> **JOB A**
Answer these from the lock-on boot claims:
(i) According to claim 11, what material is the lock-on boot made of?
(ii) What kind of hinge does claim 12 specify?
(iii) What shape does claim 8 give the retaining rail?

> **SUPPLIED PASSAGE**
↓↓↓
2. A lock-on boot according to claim 1 wherein
a cantilever snap protrudes from said exterior end of said second convexly curved shell.
3. A lock-on boot according to claim 2 wherein
said first convexly curved shell comprises an inlet on a surface thereof for receiving said cantilever snap of said second convexly curved shell so that said exterior ends of said first and second convexly curved shells are latched.
4. A lock-on boot according to claim 3 wherein
said locking mechanism is adjacent to said cantilever snap.
5. A lock-on boot according to claim 3 wherein
said cantilever snap includes a flange for engaging said inlet.
6. A lock-on boot according to claim 2 wherein
said first convexly curved shell comprises a compartment on a surface thereof receiving said cantilever snap of said second convexly curved shell to latch said exterior ends of said first and second convexly curved shells.
7. A lock-on boot according to claim 6 wherein
said cantilever snap includes a T-bar and at least one hook for engaging said compartment.
8. A lock-on boot according to claim 1 wherein
said retaining rail is substantially C-shaped.
9. A lock-on boot according to claim 1 wherein
said first pocket of said first convexly curved shell and said first pocket of said second convexly curved shell encase a power receptacle; and
said second pocket of said first convexly curved shell and said second pocket of said second convexly curved shell encase a cable adjacent said power receptacle.
10. A lock-on boot according to claim 1 wherein
said first substantially-circular openings has a greater radius than said second substantially-circular openings.
11. A lock-on boot according to claim 1 wherein
said lock-on boot is comprised of polypropylene.
12. A lock-on boot according to claim 1 wherein
said hinge is a living hinge.
13. A lock-on boot according to claim 1 wherein
said first convexly curved shell comprises a flat bar on said exterior end bearing an identification label.
↑↑↑
> **MATERIAL SHOWN**
↓↓↓
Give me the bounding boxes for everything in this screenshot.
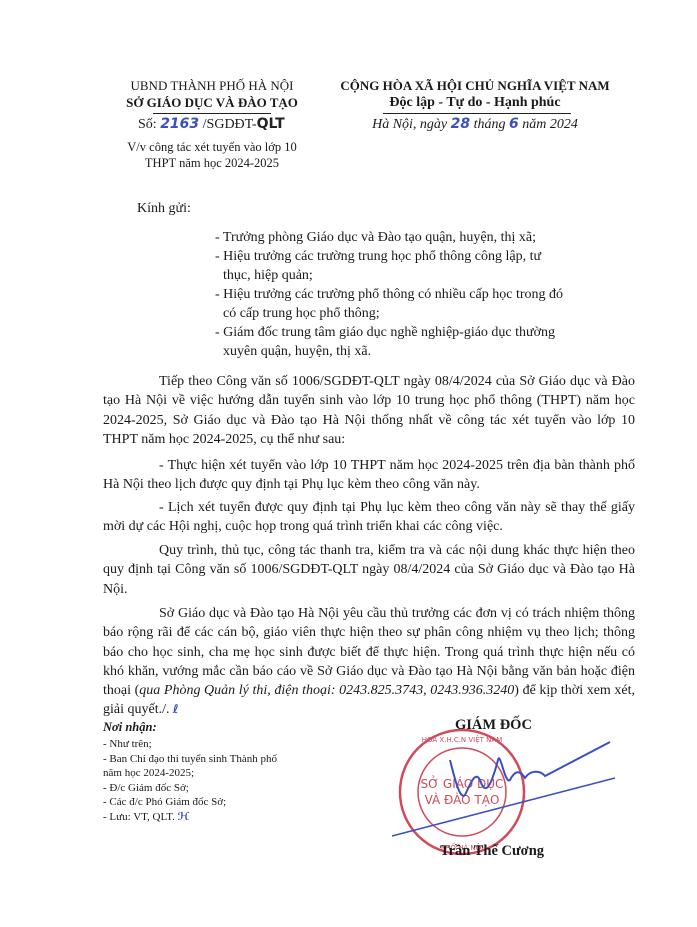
recipients-footer-list: - Như trên; - Ban Chỉ đạo thi tuyển sinh… — [103, 737, 293, 824]
department-underline — [153, 113, 271, 114]
department-name: SỞ GIÁO DỤC VÀ ĐÀO TẠO — [98, 95, 326, 111]
signer-title: GIÁM ĐỐC — [455, 717, 532, 734]
list-item: - Đ/c Giám đốc Sở; — [103, 781, 293, 796]
number-code: /SGDĐT- — [203, 117, 257, 132]
document-number: Số: 2163 /SGDĐT-QLT — [138, 116, 285, 133]
number-prefix: Số: — [138, 117, 157, 132]
signer-name: Trần Thế Cương — [440, 843, 544, 860]
subject-line-2: THPT năm học 2024-2025 — [98, 156, 326, 171]
list-item: - Các đ/c Phó Giám đốc Sở; — [103, 795, 293, 810]
subject-line-1: V/v công tác xét tuyển vào lớp 10 — [98, 140, 326, 155]
motto-underline — [383, 113, 571, 114]
body-paragraph-2: - Thực hiện xét tuyển vào lớp 10 THPT nă… — [103, 456, 635, 495]
recipients-footer-title: Nơi nhận: — [103, 720, 157, 735]
body-paragraph-1: Tiếp theo Công văn số 1006/SGDĐT-QLT ngà… — [103, 372, 635, 449]
date-month-label: tháng — [474, 117, 506, 132]
authority-name: UBND THÀNH PHỐ HÀ NỘI — [98, 78, 326, 94]
list-item: - Lưu: VT, QLT. ℋ — [103, 810, 293, 825]
date-month: 6 — [509, 116, 519, 132]
body-paragraph-5: Sở Giáo dục và Đào tạo Hà Nội yêu cầu th… — [103, 604, 635, 720]
nation-title: CỘNG HÒA XÃ HỘI CHỦ NGHĨA VIỆT NAM — [330, 78, 620, 94]
date-year: năm 2024 — [522, 117, 578, 132]
recipient-item: - Trưởng phòng Giáo dục và Đào tạo quận,… — [215, 228, 635, 247]
list-item: - Ban Chỉ đạo thi tuyển sinh Thành phố n… — [103, 752, 293, 781]
body-paragraph-4: Quy trình, thủ tục, công tác thanh tra, … — [103, 541, 635, 599]
handwritten-suffix: QLT — [257, 116, 285, 132]
handwritten-number: 2163 — [160, 116, 199, 132]
salutation: Kính gửi: — [137, 201, 191, 217]
recipient-item: - Giám đốc trung tâm giáo dục nghề nghiệ… — [215, 323, 635, 361]
motto: Độc lập - Tự do - Hạnh phúc — [330, 95, 620, 111]
recipient-item: - Hiệu trưởng các trường phổ thông có nh… — [215, 285, 635, 323]
document-date: Hà Nội, ngày 28 tháng 6 năm 2024 — [330, 116, 620, 133]
date-place: Hà Nội, ngày — [372, 117, 447, 132]
handwritten-signature-icon — [380, 740, 620, 860]
list-item: - Như trên; — [103, 737, 293, 752]
body-paragraph-3: - Lịch xét tuyển được quy định tại Phụ l… — [103, 498, 635, 537]
recipient-item: - Hiệu trưởng các trường trung học phổ t… — [215, 247, 635, 285]
recipient-list: - Trưởng phòng Giáo dục và Đào tạo quận,… — [215, 228, 635, 361]
date-day: 28 — [451, 116, 470, 132]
↑↑↑
> **JOB B**
Copy out, without changes, every line of the records from the one containing "recipients-footer-list: - Như" down to the one containing "subject-line-2: THPT năm", including both of those lines.

> **WRITTEN SOLUTION A**
(i) Polypropylene.
(ii) A living hinge.
(iii) Substantially C-shaped.

> **WRITTEN SOLUTION B**
recipients-footer-list: - Như trên; - Ban Chỉ đạo thi tuyển sinh… — [103, 737, 293, 824]
department-underline — [153, 113, 271, 114]
department-name: SỞ GIÁO DỤC VÀ ĐÀO TẠO — [98, 95, 326, 111]
signer-title: GIÁM ĐỐC — [455, 717, 532, 734]
list-item: - Đ/c Giám đốc Sở; — [103, 781, 293, 796]
number-code: /SGDĐT- — [203, 117, 257, 132]
document-number: Số: 2163 /SGDĐT-QLT — [138, 116, 285, 133]
number-prefix: Số: — [138, 117, 157, 132]
signer-name: Trần Thế Cương — [440, 843, 544, 860]
subject-line-2: THPT năm học 2024-2025 — [98, 156, 326, 171]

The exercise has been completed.